Material supplied:

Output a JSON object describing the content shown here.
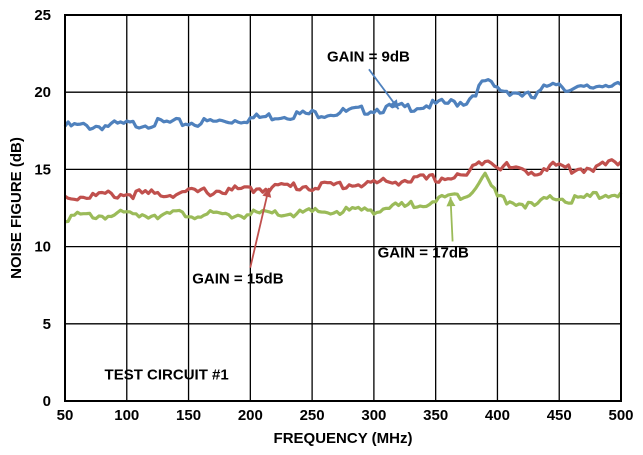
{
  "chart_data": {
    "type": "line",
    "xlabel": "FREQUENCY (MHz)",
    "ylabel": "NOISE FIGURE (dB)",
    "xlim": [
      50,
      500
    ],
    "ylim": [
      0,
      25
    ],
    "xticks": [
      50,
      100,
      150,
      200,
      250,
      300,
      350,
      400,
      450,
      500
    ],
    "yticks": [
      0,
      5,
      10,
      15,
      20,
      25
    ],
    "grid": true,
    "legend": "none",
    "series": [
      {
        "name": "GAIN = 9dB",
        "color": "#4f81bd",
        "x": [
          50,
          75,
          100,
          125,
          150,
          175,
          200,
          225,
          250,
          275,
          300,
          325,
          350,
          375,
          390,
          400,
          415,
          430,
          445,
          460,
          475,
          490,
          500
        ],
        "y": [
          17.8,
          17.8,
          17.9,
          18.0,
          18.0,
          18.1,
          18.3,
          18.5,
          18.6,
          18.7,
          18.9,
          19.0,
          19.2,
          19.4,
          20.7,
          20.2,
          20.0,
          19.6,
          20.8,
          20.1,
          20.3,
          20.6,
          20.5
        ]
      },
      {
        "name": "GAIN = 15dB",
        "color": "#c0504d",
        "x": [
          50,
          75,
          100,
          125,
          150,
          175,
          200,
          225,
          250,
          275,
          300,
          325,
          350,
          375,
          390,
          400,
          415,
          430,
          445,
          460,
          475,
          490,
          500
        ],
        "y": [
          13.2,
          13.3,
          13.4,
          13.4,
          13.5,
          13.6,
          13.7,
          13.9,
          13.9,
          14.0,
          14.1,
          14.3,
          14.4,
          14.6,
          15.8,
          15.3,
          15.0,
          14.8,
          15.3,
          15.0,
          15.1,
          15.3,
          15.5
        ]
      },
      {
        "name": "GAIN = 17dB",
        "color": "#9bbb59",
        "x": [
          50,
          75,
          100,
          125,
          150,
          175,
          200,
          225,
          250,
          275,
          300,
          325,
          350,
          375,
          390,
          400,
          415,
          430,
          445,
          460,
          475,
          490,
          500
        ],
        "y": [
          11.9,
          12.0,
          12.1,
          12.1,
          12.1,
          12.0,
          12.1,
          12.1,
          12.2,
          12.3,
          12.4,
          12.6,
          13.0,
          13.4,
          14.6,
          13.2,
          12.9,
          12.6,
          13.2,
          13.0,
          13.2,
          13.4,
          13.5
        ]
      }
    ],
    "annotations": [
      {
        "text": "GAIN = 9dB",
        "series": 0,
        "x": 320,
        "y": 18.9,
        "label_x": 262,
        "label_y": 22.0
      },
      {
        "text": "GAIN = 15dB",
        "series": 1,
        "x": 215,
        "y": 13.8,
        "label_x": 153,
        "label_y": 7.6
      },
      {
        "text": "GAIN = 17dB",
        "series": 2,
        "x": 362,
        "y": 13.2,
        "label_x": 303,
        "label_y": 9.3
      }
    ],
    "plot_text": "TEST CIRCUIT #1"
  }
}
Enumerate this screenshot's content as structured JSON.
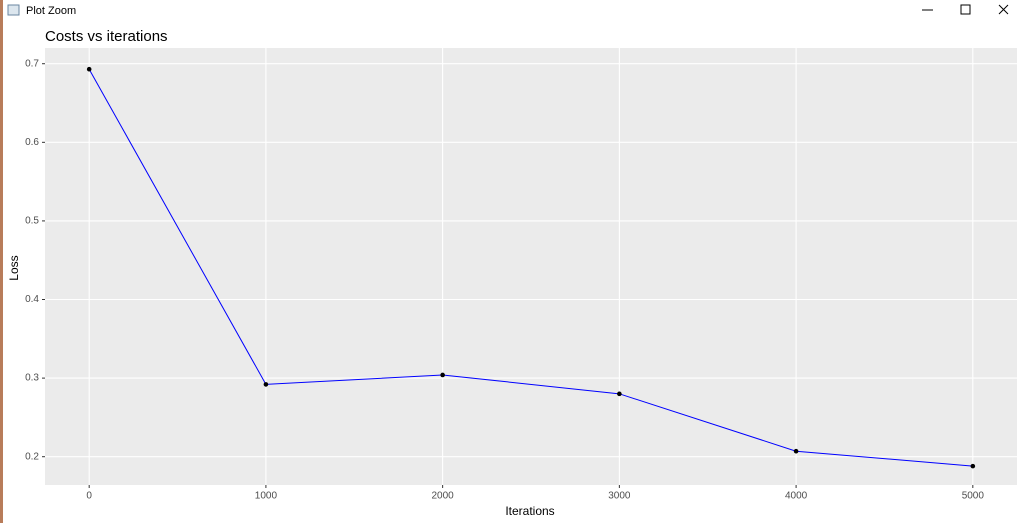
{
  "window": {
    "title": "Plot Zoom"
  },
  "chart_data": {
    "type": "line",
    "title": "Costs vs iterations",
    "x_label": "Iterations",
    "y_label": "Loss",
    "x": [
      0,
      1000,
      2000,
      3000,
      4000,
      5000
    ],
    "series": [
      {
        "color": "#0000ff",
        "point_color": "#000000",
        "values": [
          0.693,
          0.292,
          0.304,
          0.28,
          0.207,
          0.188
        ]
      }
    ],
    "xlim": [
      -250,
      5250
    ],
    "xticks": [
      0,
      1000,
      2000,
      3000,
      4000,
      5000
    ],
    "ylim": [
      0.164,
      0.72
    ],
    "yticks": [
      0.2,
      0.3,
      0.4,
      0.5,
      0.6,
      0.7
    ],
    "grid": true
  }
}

Task directions:
Quote exactly, and only, the lines from the line containing "Enumerate this screenshot's" through the final line of the records above, both included, omitting any pictures.

Output of the exercise:
Enumerate this screenshot's content as structured JSON.
{
  "window": {
    "title": "Plot Zoom"
  },
  "chart_data": {
    "type": "line",
    "title": "Costs vs iterations",
    "x_label": "Iterations",
    "y_label": "Loss",
    "x": [
      0,
      1000,
      2000,
      3000,
      4000,
      5000
    ],
    "series": [
      {
        "color": "#0000ff",
        "point_color": "#000000",
        "values": [
          0.693,
          0.292,
          0.304,
          0.28,
          0.207,
          0.188
        ]
      }
    ],
    "xlim": [
      -250,
      5250
    ],
    "xticks": [
      0,
      1000,
      2000,
      3000,
      4000,
      5000
    ],
    "ylim": [
      0.164,
      0.72
    ],
    "yticks": [
      0.2,
      0.3,
      0.4,
      0.5,
      0.6,
      0.7
    ],
    "grid": true
  }
}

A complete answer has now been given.